Exercise
Extract every line that includes the string "xlabel".
**********
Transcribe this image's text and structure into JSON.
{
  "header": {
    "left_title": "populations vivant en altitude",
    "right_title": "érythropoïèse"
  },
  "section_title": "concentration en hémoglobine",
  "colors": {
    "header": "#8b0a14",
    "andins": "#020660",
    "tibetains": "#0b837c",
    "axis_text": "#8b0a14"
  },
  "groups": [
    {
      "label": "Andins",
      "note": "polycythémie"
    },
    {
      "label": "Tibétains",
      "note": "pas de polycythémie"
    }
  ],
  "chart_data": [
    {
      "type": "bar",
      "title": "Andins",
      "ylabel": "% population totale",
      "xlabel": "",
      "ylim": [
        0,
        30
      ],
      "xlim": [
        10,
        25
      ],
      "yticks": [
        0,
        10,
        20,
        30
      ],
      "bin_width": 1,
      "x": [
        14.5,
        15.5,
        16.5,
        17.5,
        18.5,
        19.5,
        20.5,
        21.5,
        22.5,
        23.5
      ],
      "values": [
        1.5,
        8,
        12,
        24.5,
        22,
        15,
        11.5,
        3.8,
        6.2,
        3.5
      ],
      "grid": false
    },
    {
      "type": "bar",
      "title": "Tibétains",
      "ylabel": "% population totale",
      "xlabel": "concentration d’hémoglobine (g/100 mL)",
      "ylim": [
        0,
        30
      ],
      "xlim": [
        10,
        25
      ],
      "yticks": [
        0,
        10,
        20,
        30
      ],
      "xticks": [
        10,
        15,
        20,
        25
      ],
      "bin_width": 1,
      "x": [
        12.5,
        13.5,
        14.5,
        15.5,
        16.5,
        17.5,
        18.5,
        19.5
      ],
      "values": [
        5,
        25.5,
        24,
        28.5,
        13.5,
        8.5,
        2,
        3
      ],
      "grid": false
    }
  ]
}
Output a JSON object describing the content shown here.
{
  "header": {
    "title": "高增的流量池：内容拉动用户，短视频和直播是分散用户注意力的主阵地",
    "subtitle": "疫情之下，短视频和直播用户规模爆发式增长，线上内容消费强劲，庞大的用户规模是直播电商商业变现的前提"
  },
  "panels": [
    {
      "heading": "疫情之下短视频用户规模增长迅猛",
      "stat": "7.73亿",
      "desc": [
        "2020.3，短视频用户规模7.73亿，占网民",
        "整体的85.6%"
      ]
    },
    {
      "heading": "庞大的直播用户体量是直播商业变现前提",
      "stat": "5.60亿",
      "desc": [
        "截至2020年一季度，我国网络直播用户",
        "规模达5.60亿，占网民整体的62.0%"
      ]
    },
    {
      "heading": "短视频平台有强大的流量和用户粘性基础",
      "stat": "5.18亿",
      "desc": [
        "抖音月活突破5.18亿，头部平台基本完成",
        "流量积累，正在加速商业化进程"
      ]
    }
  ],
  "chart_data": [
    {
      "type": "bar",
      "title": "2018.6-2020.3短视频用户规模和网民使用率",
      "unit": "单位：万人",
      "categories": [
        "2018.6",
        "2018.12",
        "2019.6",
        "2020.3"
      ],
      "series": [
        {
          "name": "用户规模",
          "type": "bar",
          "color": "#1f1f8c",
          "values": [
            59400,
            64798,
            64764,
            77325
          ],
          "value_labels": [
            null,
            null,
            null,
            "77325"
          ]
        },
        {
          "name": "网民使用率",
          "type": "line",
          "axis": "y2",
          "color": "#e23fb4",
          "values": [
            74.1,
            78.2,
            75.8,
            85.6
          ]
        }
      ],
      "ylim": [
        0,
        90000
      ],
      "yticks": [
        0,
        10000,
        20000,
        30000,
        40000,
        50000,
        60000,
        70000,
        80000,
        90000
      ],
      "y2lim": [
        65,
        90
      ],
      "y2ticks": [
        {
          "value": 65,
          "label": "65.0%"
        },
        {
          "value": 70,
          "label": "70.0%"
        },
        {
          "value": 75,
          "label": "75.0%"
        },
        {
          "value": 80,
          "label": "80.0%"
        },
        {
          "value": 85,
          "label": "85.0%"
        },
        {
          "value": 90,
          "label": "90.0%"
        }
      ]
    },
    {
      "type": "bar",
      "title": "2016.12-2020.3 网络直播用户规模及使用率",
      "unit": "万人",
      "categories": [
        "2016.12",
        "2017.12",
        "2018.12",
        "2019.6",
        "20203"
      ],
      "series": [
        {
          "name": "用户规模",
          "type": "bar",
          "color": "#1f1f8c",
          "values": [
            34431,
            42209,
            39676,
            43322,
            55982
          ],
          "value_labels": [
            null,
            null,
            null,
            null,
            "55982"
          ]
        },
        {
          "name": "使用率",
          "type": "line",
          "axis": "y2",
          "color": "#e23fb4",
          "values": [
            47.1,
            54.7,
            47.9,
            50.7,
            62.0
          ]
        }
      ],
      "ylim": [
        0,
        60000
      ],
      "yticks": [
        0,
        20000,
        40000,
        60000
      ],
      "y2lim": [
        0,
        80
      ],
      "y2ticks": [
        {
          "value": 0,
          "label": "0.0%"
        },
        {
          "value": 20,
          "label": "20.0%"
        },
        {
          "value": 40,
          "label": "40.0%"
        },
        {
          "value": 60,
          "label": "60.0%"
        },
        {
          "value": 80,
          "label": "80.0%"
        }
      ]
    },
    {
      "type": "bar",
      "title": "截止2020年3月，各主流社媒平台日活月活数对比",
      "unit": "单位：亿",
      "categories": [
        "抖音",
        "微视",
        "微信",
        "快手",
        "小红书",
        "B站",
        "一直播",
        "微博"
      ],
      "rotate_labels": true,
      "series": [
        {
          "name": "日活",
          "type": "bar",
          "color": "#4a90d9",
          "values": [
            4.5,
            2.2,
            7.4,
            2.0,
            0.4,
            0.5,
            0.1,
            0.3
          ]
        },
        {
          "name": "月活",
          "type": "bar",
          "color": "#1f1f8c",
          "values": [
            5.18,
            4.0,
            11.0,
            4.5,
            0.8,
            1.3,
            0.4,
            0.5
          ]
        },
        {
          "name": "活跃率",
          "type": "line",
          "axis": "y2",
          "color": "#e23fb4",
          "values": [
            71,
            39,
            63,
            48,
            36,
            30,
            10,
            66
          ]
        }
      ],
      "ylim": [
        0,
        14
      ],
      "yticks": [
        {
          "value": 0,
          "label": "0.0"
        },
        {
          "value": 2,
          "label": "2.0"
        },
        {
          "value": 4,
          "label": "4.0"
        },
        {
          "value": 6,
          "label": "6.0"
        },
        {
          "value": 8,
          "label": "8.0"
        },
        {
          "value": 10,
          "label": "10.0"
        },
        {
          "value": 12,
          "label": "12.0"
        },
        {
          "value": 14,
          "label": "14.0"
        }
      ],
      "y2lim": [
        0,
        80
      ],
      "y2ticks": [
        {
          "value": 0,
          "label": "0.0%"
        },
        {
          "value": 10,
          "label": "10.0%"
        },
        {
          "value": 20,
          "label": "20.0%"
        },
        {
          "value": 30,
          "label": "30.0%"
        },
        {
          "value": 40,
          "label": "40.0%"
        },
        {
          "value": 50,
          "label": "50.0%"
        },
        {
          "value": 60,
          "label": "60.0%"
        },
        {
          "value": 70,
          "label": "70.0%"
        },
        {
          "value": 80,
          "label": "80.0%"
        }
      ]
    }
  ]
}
**********
The output
      "xlabel": "",
      "xlabel": "concentration d’hémoglobine (g/100 mL)",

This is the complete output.